+++ Supplied records

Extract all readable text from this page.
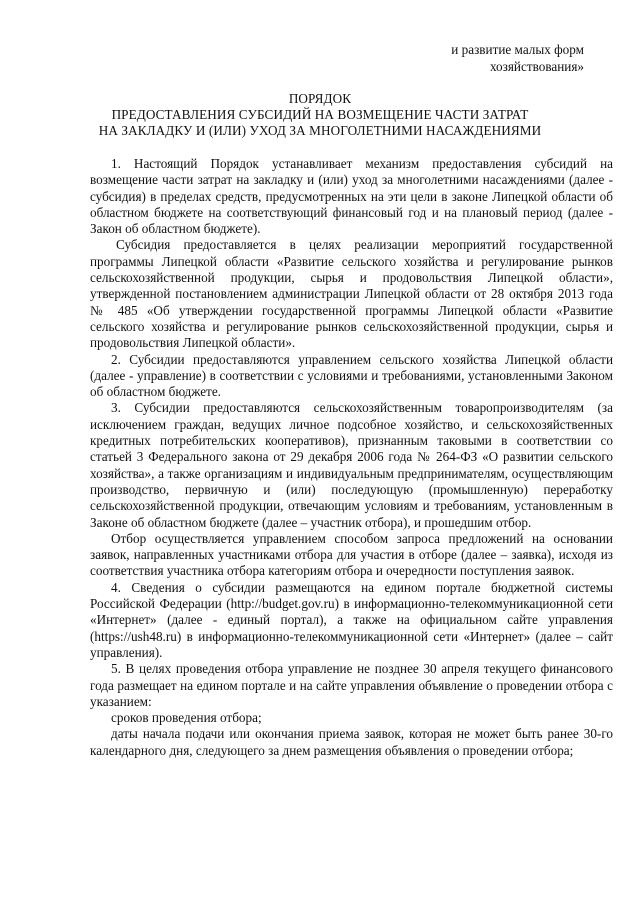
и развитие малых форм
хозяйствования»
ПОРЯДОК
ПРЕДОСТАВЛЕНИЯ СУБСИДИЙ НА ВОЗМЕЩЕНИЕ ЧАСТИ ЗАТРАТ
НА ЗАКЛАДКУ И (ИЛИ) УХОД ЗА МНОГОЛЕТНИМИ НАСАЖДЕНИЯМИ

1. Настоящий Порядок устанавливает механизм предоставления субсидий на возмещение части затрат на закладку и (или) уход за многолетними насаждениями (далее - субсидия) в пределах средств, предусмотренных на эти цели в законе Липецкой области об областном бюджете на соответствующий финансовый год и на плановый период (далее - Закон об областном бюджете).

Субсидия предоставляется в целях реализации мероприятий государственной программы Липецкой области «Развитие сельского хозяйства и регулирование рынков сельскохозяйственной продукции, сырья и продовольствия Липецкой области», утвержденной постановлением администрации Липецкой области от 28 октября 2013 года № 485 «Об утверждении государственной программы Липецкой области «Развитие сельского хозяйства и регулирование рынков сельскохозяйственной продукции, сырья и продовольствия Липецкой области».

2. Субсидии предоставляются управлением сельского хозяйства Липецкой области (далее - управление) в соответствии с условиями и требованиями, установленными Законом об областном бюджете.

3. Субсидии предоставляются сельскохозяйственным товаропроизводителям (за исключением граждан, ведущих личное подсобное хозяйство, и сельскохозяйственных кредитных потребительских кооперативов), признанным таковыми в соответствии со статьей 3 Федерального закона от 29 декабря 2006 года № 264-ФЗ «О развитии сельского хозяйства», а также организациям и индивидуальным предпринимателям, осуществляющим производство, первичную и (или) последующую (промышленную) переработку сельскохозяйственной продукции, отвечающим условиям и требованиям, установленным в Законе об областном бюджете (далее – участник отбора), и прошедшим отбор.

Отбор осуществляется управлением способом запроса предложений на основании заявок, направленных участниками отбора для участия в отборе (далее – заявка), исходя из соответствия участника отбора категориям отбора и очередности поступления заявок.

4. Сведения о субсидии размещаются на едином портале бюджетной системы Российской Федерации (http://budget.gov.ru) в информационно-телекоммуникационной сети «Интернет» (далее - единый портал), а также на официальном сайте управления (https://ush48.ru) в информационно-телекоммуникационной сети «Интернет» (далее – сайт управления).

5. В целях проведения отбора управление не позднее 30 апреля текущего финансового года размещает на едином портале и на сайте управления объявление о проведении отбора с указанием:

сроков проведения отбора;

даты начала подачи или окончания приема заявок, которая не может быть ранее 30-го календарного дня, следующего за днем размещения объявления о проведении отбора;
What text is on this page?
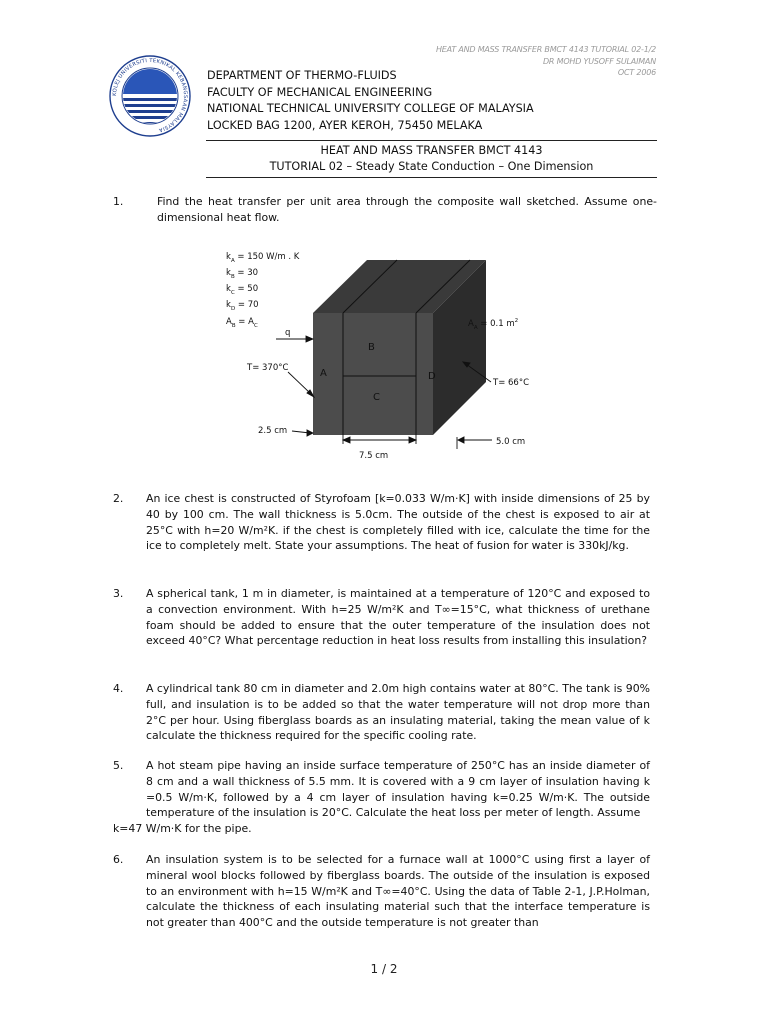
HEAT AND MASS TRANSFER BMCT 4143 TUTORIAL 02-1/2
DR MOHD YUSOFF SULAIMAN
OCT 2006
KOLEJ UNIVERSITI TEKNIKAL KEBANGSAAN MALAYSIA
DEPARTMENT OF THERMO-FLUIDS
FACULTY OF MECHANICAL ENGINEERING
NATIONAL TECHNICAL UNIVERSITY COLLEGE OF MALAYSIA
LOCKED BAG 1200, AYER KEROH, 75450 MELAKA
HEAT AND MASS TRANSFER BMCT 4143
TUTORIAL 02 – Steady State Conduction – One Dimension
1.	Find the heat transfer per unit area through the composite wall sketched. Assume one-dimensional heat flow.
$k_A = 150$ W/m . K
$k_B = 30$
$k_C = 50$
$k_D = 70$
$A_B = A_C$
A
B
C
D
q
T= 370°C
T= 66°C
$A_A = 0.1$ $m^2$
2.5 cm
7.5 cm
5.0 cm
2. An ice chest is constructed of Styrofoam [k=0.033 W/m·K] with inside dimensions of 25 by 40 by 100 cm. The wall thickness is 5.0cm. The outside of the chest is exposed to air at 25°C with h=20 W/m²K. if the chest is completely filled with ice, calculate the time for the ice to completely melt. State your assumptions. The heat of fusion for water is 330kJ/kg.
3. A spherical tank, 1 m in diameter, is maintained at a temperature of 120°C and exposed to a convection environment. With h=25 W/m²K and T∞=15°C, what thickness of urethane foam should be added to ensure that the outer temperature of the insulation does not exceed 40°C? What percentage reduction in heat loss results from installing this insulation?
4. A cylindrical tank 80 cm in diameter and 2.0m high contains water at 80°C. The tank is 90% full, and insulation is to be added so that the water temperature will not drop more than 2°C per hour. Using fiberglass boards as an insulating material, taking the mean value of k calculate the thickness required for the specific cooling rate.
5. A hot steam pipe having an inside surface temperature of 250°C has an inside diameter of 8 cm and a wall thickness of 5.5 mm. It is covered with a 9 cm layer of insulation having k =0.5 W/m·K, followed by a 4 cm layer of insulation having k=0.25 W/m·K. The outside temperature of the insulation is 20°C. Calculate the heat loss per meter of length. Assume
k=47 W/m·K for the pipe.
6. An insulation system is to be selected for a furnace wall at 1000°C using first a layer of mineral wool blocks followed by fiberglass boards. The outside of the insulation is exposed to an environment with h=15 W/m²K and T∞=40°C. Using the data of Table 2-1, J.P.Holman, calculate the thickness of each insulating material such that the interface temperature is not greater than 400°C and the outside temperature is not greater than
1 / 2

++++++
+++ Supplied records

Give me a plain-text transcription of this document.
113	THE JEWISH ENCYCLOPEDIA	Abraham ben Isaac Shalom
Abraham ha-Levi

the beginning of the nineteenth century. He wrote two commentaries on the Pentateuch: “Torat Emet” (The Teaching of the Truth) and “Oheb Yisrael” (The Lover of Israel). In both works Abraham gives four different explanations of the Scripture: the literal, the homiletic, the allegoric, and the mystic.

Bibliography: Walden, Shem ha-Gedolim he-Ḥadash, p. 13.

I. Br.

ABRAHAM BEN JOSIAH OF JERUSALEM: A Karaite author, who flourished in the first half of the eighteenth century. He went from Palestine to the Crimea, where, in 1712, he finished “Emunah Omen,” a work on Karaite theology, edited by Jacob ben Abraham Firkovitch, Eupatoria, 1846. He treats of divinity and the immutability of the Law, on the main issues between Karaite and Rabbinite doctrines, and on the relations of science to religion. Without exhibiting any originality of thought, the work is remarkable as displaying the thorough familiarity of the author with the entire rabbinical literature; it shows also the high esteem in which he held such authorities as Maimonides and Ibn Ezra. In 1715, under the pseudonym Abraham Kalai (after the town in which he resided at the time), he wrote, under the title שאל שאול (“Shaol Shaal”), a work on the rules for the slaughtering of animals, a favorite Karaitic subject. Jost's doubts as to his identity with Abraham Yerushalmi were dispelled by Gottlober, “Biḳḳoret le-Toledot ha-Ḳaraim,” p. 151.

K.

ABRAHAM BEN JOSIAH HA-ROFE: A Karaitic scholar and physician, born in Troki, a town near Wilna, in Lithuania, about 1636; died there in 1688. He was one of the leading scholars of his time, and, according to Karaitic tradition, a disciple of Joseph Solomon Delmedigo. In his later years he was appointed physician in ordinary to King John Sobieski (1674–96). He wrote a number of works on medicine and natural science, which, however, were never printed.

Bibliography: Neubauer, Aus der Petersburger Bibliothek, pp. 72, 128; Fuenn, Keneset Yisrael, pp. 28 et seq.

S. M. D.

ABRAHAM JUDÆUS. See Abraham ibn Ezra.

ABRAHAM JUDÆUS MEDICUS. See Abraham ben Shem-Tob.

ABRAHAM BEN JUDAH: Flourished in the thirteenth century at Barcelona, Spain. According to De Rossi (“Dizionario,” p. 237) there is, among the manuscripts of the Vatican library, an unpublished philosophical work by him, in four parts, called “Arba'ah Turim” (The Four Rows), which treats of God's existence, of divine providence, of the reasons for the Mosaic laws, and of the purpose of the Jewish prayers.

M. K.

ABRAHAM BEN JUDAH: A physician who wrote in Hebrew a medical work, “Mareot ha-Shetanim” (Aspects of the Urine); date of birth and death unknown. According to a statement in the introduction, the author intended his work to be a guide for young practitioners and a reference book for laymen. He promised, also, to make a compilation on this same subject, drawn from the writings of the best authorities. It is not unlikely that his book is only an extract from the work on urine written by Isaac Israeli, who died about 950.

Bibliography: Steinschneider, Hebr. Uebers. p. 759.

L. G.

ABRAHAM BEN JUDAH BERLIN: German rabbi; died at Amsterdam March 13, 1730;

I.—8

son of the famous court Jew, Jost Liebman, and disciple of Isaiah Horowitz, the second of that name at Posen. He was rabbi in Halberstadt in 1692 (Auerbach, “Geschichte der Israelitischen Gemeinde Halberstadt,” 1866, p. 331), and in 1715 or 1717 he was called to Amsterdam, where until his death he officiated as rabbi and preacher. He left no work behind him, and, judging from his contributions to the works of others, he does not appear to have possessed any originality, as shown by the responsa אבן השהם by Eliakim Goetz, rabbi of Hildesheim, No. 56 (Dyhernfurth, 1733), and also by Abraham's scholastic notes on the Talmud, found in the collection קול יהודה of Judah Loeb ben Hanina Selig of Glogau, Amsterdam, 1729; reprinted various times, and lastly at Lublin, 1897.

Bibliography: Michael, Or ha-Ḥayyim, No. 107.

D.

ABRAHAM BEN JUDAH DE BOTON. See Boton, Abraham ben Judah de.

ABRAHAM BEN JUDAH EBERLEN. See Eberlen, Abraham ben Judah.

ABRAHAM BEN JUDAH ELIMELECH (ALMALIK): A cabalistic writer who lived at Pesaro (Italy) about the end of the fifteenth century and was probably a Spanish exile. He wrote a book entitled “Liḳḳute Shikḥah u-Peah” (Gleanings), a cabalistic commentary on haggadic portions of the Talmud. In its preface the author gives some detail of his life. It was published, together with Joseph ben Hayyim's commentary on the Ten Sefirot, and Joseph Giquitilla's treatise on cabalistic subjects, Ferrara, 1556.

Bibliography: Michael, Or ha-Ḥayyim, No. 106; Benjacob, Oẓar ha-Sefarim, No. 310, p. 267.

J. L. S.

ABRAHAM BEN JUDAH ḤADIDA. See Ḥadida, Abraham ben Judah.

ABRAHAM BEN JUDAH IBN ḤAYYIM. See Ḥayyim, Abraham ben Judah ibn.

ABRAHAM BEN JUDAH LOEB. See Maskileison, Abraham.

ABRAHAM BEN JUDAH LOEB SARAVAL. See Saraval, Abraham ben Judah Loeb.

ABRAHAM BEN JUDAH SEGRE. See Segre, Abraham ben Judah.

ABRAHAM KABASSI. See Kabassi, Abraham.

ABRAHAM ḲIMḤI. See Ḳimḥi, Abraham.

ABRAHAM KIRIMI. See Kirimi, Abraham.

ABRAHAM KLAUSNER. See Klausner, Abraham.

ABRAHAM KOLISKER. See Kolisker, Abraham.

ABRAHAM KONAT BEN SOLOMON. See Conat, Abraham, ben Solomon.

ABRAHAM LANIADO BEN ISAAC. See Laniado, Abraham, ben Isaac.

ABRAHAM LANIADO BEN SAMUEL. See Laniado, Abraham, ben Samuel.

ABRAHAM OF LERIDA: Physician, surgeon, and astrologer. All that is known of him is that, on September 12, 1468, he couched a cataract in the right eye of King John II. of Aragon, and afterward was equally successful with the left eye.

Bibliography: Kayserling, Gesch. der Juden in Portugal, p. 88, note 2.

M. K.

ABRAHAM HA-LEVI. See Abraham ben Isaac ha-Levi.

++++++
+++ Supplied records

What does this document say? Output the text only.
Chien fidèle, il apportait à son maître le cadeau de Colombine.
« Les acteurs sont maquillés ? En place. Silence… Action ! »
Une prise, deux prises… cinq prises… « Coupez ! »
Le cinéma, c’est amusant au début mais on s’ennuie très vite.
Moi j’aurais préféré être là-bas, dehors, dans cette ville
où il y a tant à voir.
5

++++++

» **What to produce**: Filter the entries down to the lines with the word "MASS" in them.

» **Response to this task**:
HEAT AND MASS TRANSFER BMCT 4143 TUTORIAL 02-1/2
HEAT AND MASS TRANSFER BMCT 4143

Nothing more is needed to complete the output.